# [GIVEN INSTRUCTION]
Look for the string "study" and copy every line that has it.

Stored records:

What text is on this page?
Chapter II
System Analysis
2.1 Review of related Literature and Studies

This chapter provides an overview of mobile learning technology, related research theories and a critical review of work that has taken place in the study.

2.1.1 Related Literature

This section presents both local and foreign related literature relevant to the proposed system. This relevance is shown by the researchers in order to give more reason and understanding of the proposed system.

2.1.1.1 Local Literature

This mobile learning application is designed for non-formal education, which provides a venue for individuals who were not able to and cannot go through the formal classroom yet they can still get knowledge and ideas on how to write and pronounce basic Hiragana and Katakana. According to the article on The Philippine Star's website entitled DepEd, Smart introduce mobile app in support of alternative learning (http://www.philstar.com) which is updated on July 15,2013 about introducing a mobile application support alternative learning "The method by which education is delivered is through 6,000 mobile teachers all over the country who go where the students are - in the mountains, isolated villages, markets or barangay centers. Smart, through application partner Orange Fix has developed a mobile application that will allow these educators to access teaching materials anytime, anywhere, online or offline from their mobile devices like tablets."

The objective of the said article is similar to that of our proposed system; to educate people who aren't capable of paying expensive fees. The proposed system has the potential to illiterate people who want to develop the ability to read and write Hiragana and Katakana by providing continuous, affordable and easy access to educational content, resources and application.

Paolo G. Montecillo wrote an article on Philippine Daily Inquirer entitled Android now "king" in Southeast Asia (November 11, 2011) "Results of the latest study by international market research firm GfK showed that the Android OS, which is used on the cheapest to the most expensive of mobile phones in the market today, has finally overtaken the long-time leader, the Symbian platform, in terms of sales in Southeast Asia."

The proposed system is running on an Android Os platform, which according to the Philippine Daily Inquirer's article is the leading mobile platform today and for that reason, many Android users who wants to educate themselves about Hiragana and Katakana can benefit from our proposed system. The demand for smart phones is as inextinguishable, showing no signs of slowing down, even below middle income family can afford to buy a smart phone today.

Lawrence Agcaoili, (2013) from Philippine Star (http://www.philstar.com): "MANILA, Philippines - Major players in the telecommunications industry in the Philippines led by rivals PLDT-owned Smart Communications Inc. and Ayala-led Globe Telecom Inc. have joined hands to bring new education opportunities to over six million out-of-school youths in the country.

# [THE REPLY]
This chapter provides an overview of mobile learning technology, related research theories and a critical review of work that has taken place in the study.
Paolo G. Montecillo wrote an article on Philippine Daily Inquirer entitled Android now "king" in Southeast Asia (November 11, 2011) "Results of the latest study by international market research firm GfK showed that the Android OS, which is used on the cheapest to the most expensive of mobile phones in the market today, has finally overtaken the long-time leader, the Symbian platform, in terms of sales in Southeast Asia."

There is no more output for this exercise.